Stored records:
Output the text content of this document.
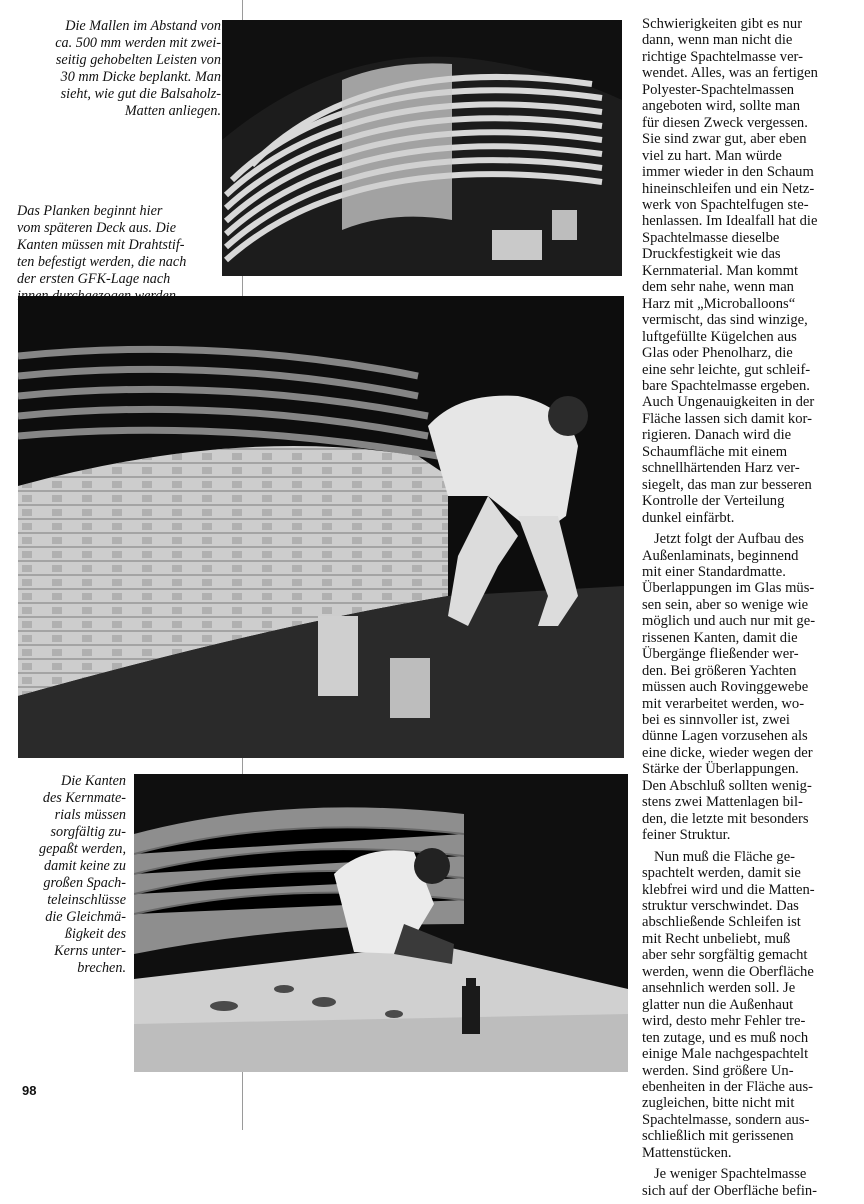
Die Mallen im Abstand von
ca. 500 mm werden mit zwei-
seitig gehobelten Leisten von
30 mm Dicke beplankt. Man
sieht, wie gut die Balsaholz-
Matten anliegen.

Das Planken beginnt hier
vom späteren Deck aus. Die
Kanten müssen mit Drahtstif-
ten befestigt werden, die nach
der ersten GFK-Lage nach

Die Kanten
des Kernmate-
rials müssen
sorgfältig zu-
gepaßt werden,
damit keine zu
großen Spach-
teleinschlüsse
die Gleichmä-
ßigkeit des
Kerns unter-
brechen.

Schwierigkeiten gibt es nur
dann, wenn man nicht die
richtige Spachtelmasse ver-
wendet. Alles, was an fertigen
Polyester-Spachtelmassen
angeboten wird, sollte man
für diesen Zweck vergessen.
Sie sind zwar gut, aber eben
viel zu hart. Man würde
immer wieder in den Schaum
hineinschleifen und ein Netz-
werk von Spachtelfugen ste-
henlassen. Im Idealfall hat die
Spachtelmasse dieselbe
Druckfestigkeit wie das
Kernmaterial. Man kommt
dem sehr nahe, wenn man
Harz mit „Microballoons“
vermischt, das sind winzige,
luftgefüllte Kügelchen aus
Glas oder Phenolharz, die
eine sehr leichte, gut schleif-
bare Spachtelmasse ergeben.
Auch Ungenauigkeiten in der
Fläche lassen sich damit kor-
rigieren. Danach wird die
Schaumfläche mit einem
schnellhärtenden Harz ver-
siegelt, das man zur besseren
Kontrolle der Verteilung
dunkel einfärbt.

Jetzt folgt der Aufbau des
Außenlaminats, beginnend
mit einer Standardmatte.
Überlappungen im Glas müs-
sen sein, aber so wenige wie
möglich und auch nur mit ge-
rissenen Kanten, damit die
Übergänge fließender wer-
den. Bei größeren Yachten
müssen auch Rovinggewebe
mit verarbeitet werden, wo-
bei es sinnvoller ist, zwei
dünne Lagen vorzusehen als
eine dicke, wieder wegen der
Stärke der Überlappungen.
Den Abschluß sollten wenig-
stens zwei Mattenlagen bil-
den, die letzte mit besonders
feiner Struktur.

Nun muß die Fläche ge-
spachtelt werden, damit sie
klebfrei wird und die Matten-
struktur verschwindet. Das
abschließende Schleifen ist
mit Recht unbeliebt, muß
aber sehr sorgfältig gemacht
werden, wenn die Oberfläche
ansehnlich werden soll. Je
glatter nun die Außenhaut
wird, desto mehr Fehler tre-
ten zutage, und es muß noch
einige Male nachgespachtelt
werden. Sind größere Un-
ebenheiten in der Fläche aus-
zugleichen, bitte nicht mit
Spachtelmasse, sondern aus-
schließlich mit gerissenen
Mattenstücken.

Je weniger Spachtelmasse
sich auf der Oberfläche befin-

98
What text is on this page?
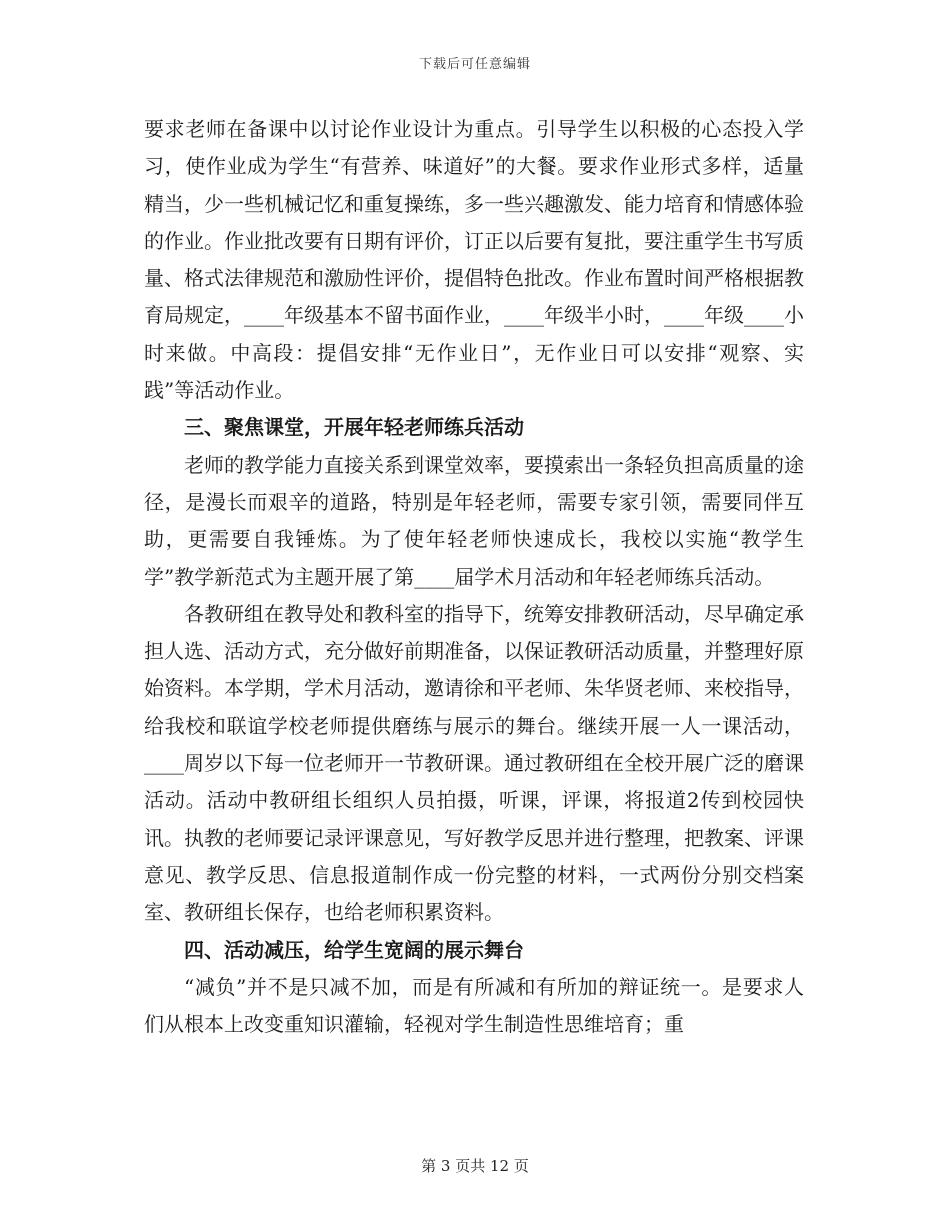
下载后可任意编辑

要求老师在备课中以讨论作业设计为重点。引导学生以积极的心态投入学习，使作业成为学生“有营养、味道好”的大餐。要求作业形式多样，适量精当，少一些机械记忆和重复操练，多一些兴趣激发、能力培育和情感体验的作业。作业批改要有日期有评价，订正以后要有复批，要注重学生书写质量、格式法律规范和激励性评价，提倡特色批改。作业布置时间严格根据教育局规定，____年级基本不留书面作业，____年级半小时，____年级____小时来做。中高段：提倡安排“无作业日”，无作业日可以安排“观察、实践”等活动作业。

三、聚焦课堂，开展年轻老师练兵活动

老师的教学能力直接关系到课堂效率，要摸索出一条轻负担高质量的途径，是漫长而艰辛的道路，特别是年轻老师，需要专家引领，需要同伴互助，更需要自我锤炼。为了使年轻老师快速成长，我校以实施“教学生学”教学新范式为主题开展了第____届学术月活动和年轻老师练兵活动。

各教研组在教导处和教科室的指导下，统筹安排教研活动，尽早确定承担人选、活动方式，充分做好前期准备，以保证教研活动质量，并整理好原始资料。本学期，学术月活动，邀请徐和平老师、朱华贤老师、来校指导，给我校和联谊学校老师提供磨练与展示的舞台。继续开展一人一课活动，____周岁以下每一位老师开一节教研课。通过教研组在全校开展广泛的磨课活动。活动中教研组长组织人员拍摄，听课，评课，将报道2传到校园快讯。执教的老师要记录评课意见，写好教学反思并进行整理，把教案、评课意见、教学反思、信息报道制作成一份完整的材料，一式两份分别交档案室、教研组长保存，也给老师积累资料。

四、活动减压，给学生宽阔的展示舞台

“减负”并不是只减不加，而是有所减和有所加的辩证统一。是要求人们从根本上改变重知识灌输，轻视对学生制造性思维培育；重

第 3 页共 12 页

Challenge: Write out all the entries exactly, except for the pictures.

The solution:
Output the text content of this document.
Die Mallen im Abstand von
ca. 500 mm werden mit zwei-
seitig gehobelten Leisten von
30 mm Dicke beplankt. Man
sieht, wie gut die Balsaholz-
Matten anliegen.

Das Planken beginnt hier
vom späteren Deck aus. Die
Kanten müssen mit Drahtstif-
ten befestigt werden, die nach
der ersten GFK-Lage nach

Die Kanten
des Kernmate-
rials müssen
sorgfältig zu-
gepaßt werden,
damit keine zu
großen Spach-
teleinschlüsse
die Gleichmä-
ßigkeit des
Kerns unter-
brechen.

Schwierigkeiten gibt es nur
dann, wenn man nicht die
richtige Spachtelmasse ver-
wendet. Alles, was an fertigen
Polyester-Spachtelmassen
angeboten wird, sollte man
für diesen Zweck vergessen.
Sie sind zwar gut, aber eben
viel zu hart. Man würde
immer wieder in den Schaum
hineinschleifen und ein Netz-
werk von Spachtelfugen ste-
henlassen. Im Idealfall hat die
Spachtelmasse dieselbe
Druckfestigkeit wie das
Kernmaterial. Man kommt
dem sehr nahe, wenn man
Harz mit „Microballoons“
vermischt, das sind winzige,
luftgefüllte Kügelchen aus
Glas oder Phenolharz, die
eine sehr leichte, gut schleif-
bare Spachtelmasse ergeben.
Auch Ungenauigkeiten in der
Fläche lassen sich damit kor-
rigieren. Danach wird die
Schaumfläche mit einem
schnellhärtenden Harz ver-
siegelt, das man zur besseren
Kontrolle der Verteilung
dunkel einfärbt.

Jetzt folgt der Aufbau des
Außenlaminats, beginnend
mit einer Standardmatte.
Überlappungen im Glas müs-
sen sein, aber so wenige wie
möglich und auch nur mit ge-
rissenen Kanten, damit die
Übergänge fließender wer-
den. Bei größeren Yachten
müssen auch Rovinggewebe
mit verarbeitet werden, wo-
bei es sinnvoller ist, zwei
dünne Lagen vorzusehen als
eine dicke, wieder wegen der
Stärke der Überlappungen.
Den Abschluß sollten wenig-
stens zwei Mattenlagen bil-
den, die letzte mit besonders
feiner Struktur.

Nun muß die Fläche ge-
spachtelt werden, damit sie
klebfrei wird und die Matten-
struktur verschwindet. Das
abschließende Schleifen ist
mit Recht unbeliebt, muß
aber sehr sorgfältig gemacht
werden, wenn die Oberfläche
ansehnlich werden soll. Je
glatter nun die Außenhaut
wird, desto mehr Fehler tre-
ten zutage, und es muß noch
einige Male nachgespachtelt
werden. Sind größere Un-
ebenheiten in der Fläche aus-
zugleichen, bitte nicht mit
Spachtelmasse, sondern aus-
schließlich mit gerissenen
Mattenstücken.

Je weniger Spachtelmasse
sich auf der Oberfläche befin-

98
What text is on this page?
下载后可任意编辑

要求老师在备课中以讨论作业设计为重点。引导学生以积极的心态投入学习，使作业成为学生“有营养、味道好”的大餐。要求作业形式多样，适量精当，少一些机械记忆和重复操练，多一些兴趣激发、能力培育和情感体验的作业。作业批改要有日期有评价，订正以后要有复批，要注重学生书写质量、格式法律规范和激励性评价，提倡特色批改。作业布置时间严格根据教育局规定，____年级基本不留书面作业，____年级半小时，____年级____小时来做。中高段：提倡安排“无作业日”，无作业日可以安排“观察、实践”等活动作业。

三、聚焦课堂，开展年轻老师练兵活动

老师的教学能力直接关系到课堂效率，要摸索出一条轻负担高质量的途径，是漫长而艰辛的道路，特别是年轻老师，需要专家引领，需要同伴互助，更需要自我锤炼。为了使年轻老师快速成长，我校以实施“教学生学”教学新范式为主题开展了第____届学术月活动和年轻老师练兵活动。

各教研组在教导处和教科室的指导下，统筹安排教研活动，尽早确定承担人选、活动方式，充分做好前期准备，以保证教研活动质量，并整理好原始资料。本学期，学术月活动，邀请徐和平老师、朱华贤老师、来校指导，给我校和联谊学校老师提供磨练与展示的舞台。继续开展一人一课活动，____周岁以下每一位老师开一节教研课。通过教研组在全校开展广泛的磨课活动。活动中教研组长组织人员拍摄，听课，评课，将报道2传到校园快讯。执教的老师要记录评课意见，写好教学反思并进行整理，把教案、评课意见、教学反思、信息报道制作成一份完整的材料，一式两份分别交档案室、教研组长保存，也给老师积累资料。

四、活动减压，给学生宽阔的展示舞台

“减负”并不是只减不加，而是有所减和有所加的辩证统一。是要求人们从根本上改变重知识灌输，轻视对学生制造性思维培育；重

第 3 页共 12 页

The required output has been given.